§ **The exercise**
Locate each line with the string "JSON" in the listing below and copy it.

§ **Record extracts**
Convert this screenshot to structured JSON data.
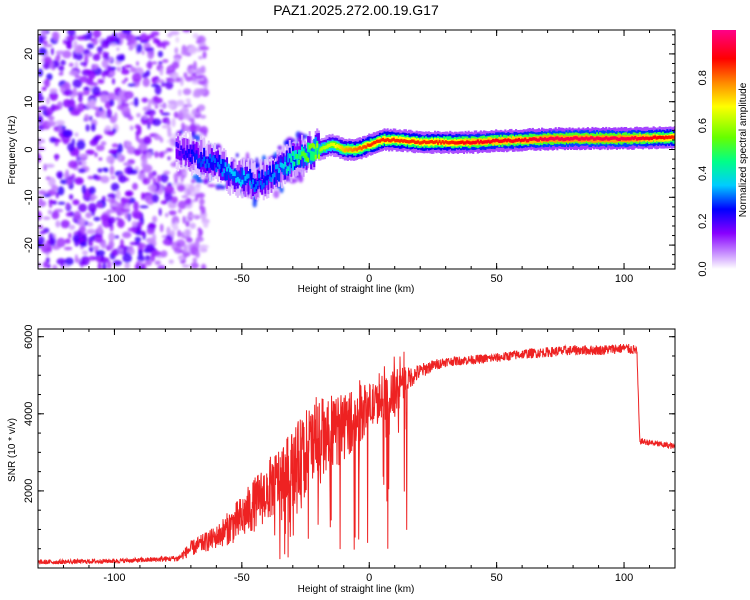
{
  "chart_data": [
    {
      "type": "heatmap",
      "title": "PAZ1.2025.272.00.19.G17",
      "xlabel": "Height of straight line (km)",
      "ylabel": "Frequency (Hz)",
      "xlim": [
        -130,
        120
      ],
      "ylim": [
        -25,
        25
      ],
      "xticks": [
        -100,
        -50,
        0,
        50,
        100
      ],
      "yticks": [
        -20,
        -10,
        0,
        10,
        20
      ],
      "colorbar": {
        "label": "Normalized spectral amplitude",
        "range": [
          0,
          1
        ],
        "ticks": [
          "0.0",
          "0.2",
          "0.4",
          "0.6",
          "0.8"
        ],
        "colors": [
          "#ffffff",
          "#cc99ff",
          "#8800ff",
          "#0000ff",
          "#00ccff",
          "#00ff88",
          "#66ff00",
          "#ffff00",
          "#ff8800",
          "#ff0000",
          "#ff0088"
        ]
      },
      "signal_track": {
        "x": [
          -75,
          -70,
          -65,
          -60,
          -55,
          -50,
          -45,
          -40,
          -35,
          -30,
          -25,
          -20,
          -15,
          -10,
          -5,
          0,
          5,
          10,
          20,
          30,
          40,
          50,
          60,
          70,
          80,
          90,
          100,
          110,
          120
        ],
        "freq_hz": [
          0,
          -1,
          -2,
          -3,
          -5,
          -6,
          -7,
          -6,
          -4,
          -2,
          -1,
          0,
          1,
          0,
          0,
          1,
          2,
          2,
          1.5,
          1.5,
          1.5,
          1.8,
          2,
          2.2,
          2.3,
          2.3,
          2.3,
          2.4,
          2.5
        ],
        "amplitude": [
          0.2,
          0.25,
          0.3,
          0.3,
          0.35,
          0.35,
          0.3,
          0.3,
          0.35,
          0.45,
          0.55,
          0.6,
          0.65,
          0.75,
          0.8,
          0.85,
          0.85,
          0.85,
          0.85,
          0.85,
          0.9,
          0.9,
          0.9,
          0.95,
          0.95,
          0.95,
          0.95,
          0.9,
          0.85
        ]
      },
      "noise_region_x": [
        -130,
        -70
      ]
    },
    {
      "type": "line",
      "xlabel": "Height of straight line (km)",
      "ylabel": "SNR (10 * v/v)",
      "xlim": [
        -130,
        120
      ],
      "ylim": [
        0,
        6200
      ],
      "xticks": [
        -100,
        -50,
        0,
        50,
        100
      ],
      "yticks": [
        2000,
        4000,
        6000
      ],
      "series": [
        {
          "name": "SNR",
          "color": "#ee2222",
          "x": [
            -130,
            -110,
            -90,
            -75,
            -70,
            -60,
            -50,
            -40,
            -30,
            -25,
            -20,
            -15,
            -10,
            -5,
            0,
            5,
            10,
            15,
            20,
            25,
            30,
            40,
            50,
            60,
            70,
            80,
            90,
            100,
            105,
            106,
            110,
            120
          ],
          "y": [
            150,
            170,
            200,
            250,
            500,
            800,
            1300,
            2000,
            2600,
            3000,
            3300,
            3400,
            3700,
            3900,
            4200,
            4300,
            4500,
            4900,
            5100,
            5250,
            5350,
            5400,
            5450,
            5550,
            5600,
            5650,
            5650,
            5700,
            5650,
            3300,
            3250,
            3150
          ],
          "noise_amplitude": [
            60,
            60,
            60,
            80,
            200,
            300,
            600,
            800,
            1000,
            1100,
            1200,
            900,
            900,
            800,
            600,
            500,
            700,
            300,
            200,
            150,
            120,
            120,
            120,
            130,
            130,
            130,
            130,
            130,
            130,
            80,
            80,
            80
          ]
        }
      ]
    }
  ]
}
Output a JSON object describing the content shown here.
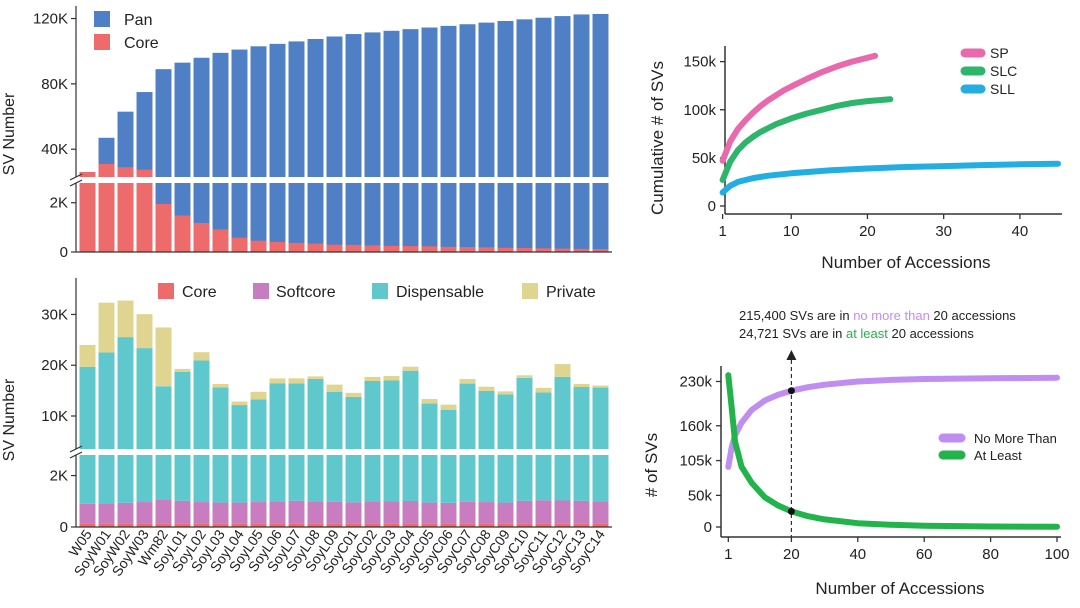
{
  "accessions": [
    "W05",
    "SoyW01",
    "SoyW02",
    "SoyW03",
    "Wm82",
    "SoyL01",
    "SoyL02",
    "SoyL03",
    "SoyL04",
    "SoyL05",
    "SoyL06",
    "SoyL07",
    "SoyL08",
    "SoyL09",
    "SoyC01",
    "SoyC02",
    "SoyC03",
    "SoyC04",
    "SoyC05",
    "SoyC06",
    "SoyC07",
    "SoyC08",
    "SoyC09",
    "SoyC10",
    "SoyC11",
    "SoyC12",
    "SoyC13",
    "SoyC14"
  ],
  "chart_data": [
    {
      "id": "pan-core",
      "type": "bar",
      "ylabel": "SV Number",
      "axis_break": true,
      "lower_ylim": [
        0,
        2800
      ],
      "upper_ylim": [
        23000,
        124000
      ],
      "lower_ticks": [
        {
          "v": 0,
          "label": "0"
        },
        {
          "v": 2000,
          "label": "2K"
        }
      ],
      "upper_ticks": [
        {
          "v": 40000,
          "label": "40K"
        },
        {
          "v": 80000,
          "label": "80K"
        },
        {
          "v": 120000,
          "label": "120K"
        }
      ],
      "legend": [
        "Pan",
        "Core"
      ],
      "series": [
        {
          "name": "Pan",
          "color": "#4f7fc4",
          "values": [
            26000,
            47000,
            63000,
            75000,
            89000,
            93000,
            96000,
            99000,
            101000,
            103000,
            104500,
            106000,
            107500,
            109000,
            110500,
            111500,
            112500,
            113500,
            114500,
            115500,
            116500,
            117500,
            118500,
            119500,
            120500,
            121500,
            122500,
            122800
          ]
        },
        {
          "name": "Core",
          "color": "#ee6b6b",
          "values": [
            26000,
            31000,
            29000,
            27500,
            1950,
            1480,
            1180,
            920,
            580,
            460,
            410,
            370,
            340,
            300,
            290,
            270,
            250,
            240,
            230,
            210,
            200,
            190,
            170,
            160,
            150,
            140,
            130,
            120
          ]
        }
      ]
    },
    {
      "id": "composition",
      "type": "stacked-bar",
      "ylabel": "SV Number",
      "axis_break": true,
      "lower_ylim": [
        0,
        2800
      ],
      "upper_ylim": [
        3500,
        36000
      ],
      "lower_ticks": [
        {
          "v": 0,
          "label": "0"
        },
        {
          "v": 2000,
          "label": "2K"
        }
      ],
      "upper_ticks": [
        {
          "v": 10000,
          "label": "10K"
        },
        {
          "v": 20000,
          "label": "20K"
        },
        {
          "v": 30000,
          "label": "30K"
        }
      ],
      "legend": [
        "Core",
        "Softcore",
        "Dispensable",
        "Private"
      ],
      "series": [
        {
          "name": "Core",
          "color": "#ee6b6b",
          "values": [
            120,
            120,
            120,
            120,
            120,
            120,
            120,
            120,
            120,
            120,
            120,
            120,
            120,
            120,
            120,
            120,
            120,
            120,
            120,
            120,
            120,
            120,
            120,
            120,
            120,
            120,
            120,
            120
          ]
        },
        {
          "name": "Softcore",
          "color": "#c77dbf",
          "values": [
            780,
            800,
            820,
            850,
            930,
            900,
            850,
            830,
            830,
            850,
            880,
            900,
            880,
            860,
            840,
            880,
            870,
            890,
            830,
            820,
            860,
            850,
            830,
            900,
            920,
            910,
            900,
            880
          ]
        },
        {
          "name": "Dispensable",
          "color": "#5ec8cc",
          "values": [
            18800,
            21600,
            24600,
            22400,
            14800,
            17700,
            20000,
            14700,
            11200,
            12300,
            15400,
            15400,
            16300,
            13800,
            12800,
            15900,
            16000,
            17900,
            11500,
            10300,
            15400,
            14000,
            13300,
            16500,
            13600,
            16700,
            14700,
            14600
          ]
        },
        {
          "name": "Private",
          "color": "#e0d590",
          "values": [
            4300,
            9800,
            7200,
            6700,
            11600,
            550,
            1600,
            650,
            700,
            1500,
            1000,
            1000,
            500,
            1400,
            800,
            800,
            900,
            800,
            900,
            1000,
            900,
            800,
            600,
            500,
            900,
            2500,
            600,
            400
          ]
        }
      ]
    },
    {
      "id": "cumulative",
      "type": "line",
      "xlabel": "Number of Accessions",
      "ylabel": "Cumulative # of SVs",
      "xlim": [
        0,
        45
      ],
      "ylim": [
        0,
        160000
      ],
      "xticks": [
        1,
        10,
        20,
        30,
        40
      ],
      "yticks": [
        {
          "v": 0,
          "label": "0"
        },
        {
          "v": 50000,
          "label": "50k"
        },
        {
          "v": 100000,
          "label": "100k"
        },
        {
          "v": 150000,
          "label": "150k"
        }
      ],
      "series": [
        {
          "name": "SP",
          "color": "#e96aac",
          "x": [
            1,
            2,
            3,
            4,
            5,
            6,
            7,
            8,
            9,
            10,
            12,
            14,
            16,
            18,
            20,
            21
          ],
          "y": [
            47000,
            67000,
            80000,
            89000,
            97000,
            104000,
            110000,
            115000,
            120000,
            124000,
            132000,
            139000,
            145000,
            150000,
            154000,
            156000
          ]
        },
        {
          "name": "SLC",
          "color": "#2cb56b",
          "x": [
            1,
            2,
            3,
            4,
            5,
            6,
            7,
            8,
            9,
            10,
            12,
            14,
            16,
            18,
            20,
            23
          ],
          "y": [
            27000,
            46000,
            58000,
            66000,
            72000,
            77000,
            81000,
            85000,
            88000,
            91000,
            96000,
            100000,
            104000,
            107000,
            109000,
            111000
          ]
        },
        {
          "name": "SLL",
          "color": "#23aee2",
          "x": [
            1,
            2,
            3,
            5,
            7,
            10,
            15,
            20,
            25,
            30,
            35,
            40,
            45
          ],
          "y": [
            14000,
            21000,
            25000,
            29000,
            31500,
            34000,
            37000,
            39000,
            40500,
            41500,
            42500,
            43300,
            44000
          ]
        }
      ]
    },
    {
      "id": "threshold",
      "type": "line",
      "xlabel": "Number of Accessions",
      "ylabel": "# of SVs",
      "xlim": [
        0,
        100
      ],
      "ylim": [
        0,
        245000
      ],
      "xticks": [
        1,
        20,
        40,
        60,
        80,
        100
      ],
      "yticks": [
        {
          "v": 0,
          "label": "0"
        },
        {
          "v": 50000,
          "label": "50k"
        },
        {
          "v": 105000,
          "label": "105k"
        },
        {
          "v": 160000,
          "label": "160k"
        },
        {
          "v": 230000,
          "label": "230k"
        }
      ],
      "series": [
        {
          "name": "No More Than",
          "color": "#c08ef0",
          "x": [
            1,
            2,
            3,
            5,
            8,
            12,
            16,
            20,
            25,
            30,
            40,
            50,
            60,
            80,
            100
          ],
          "y": [
            95000,
            125000,
            145000,
            165000,
            185000,
            200000,
            209000,
            215400,
            221000,
            225000,
            230000,
            232500,
            234000,
            235000,
            236000
          ]
        },
        {
          "name": "At Least",
          "color": "#22b34a",
          "x": [
            1,
            2,
            3,
            5,
            8,
            12,
            16,
            20,
            25,
            30,
            40,
            50,
            60,
            80,
            100
          ],
          "y": [
            240000,
            190000,
            135000,
            95000,
            70000,
            47000,
            34000,
            24721,
            17000,
            12000,
            6000,
            3500,
            2000,
            800,
            400
          ]
        }
      ],
      "marker_x": 20,
      "annotation": {
        "line1_prefix": "215,400 SVs are in ",
        "line1_highlight": "no more than",
        "line1_suffix": " 20 accessions",
        "line2_prefix": "24,721 SVs are in ",
        "line2_highlight": "at least",
        "line2_suffix": " 20 accessions"
      }
    }
  ]
}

§ **Task result**
Convert this screenshot to structured JSON data.
Output a JSON object describing the content shown here.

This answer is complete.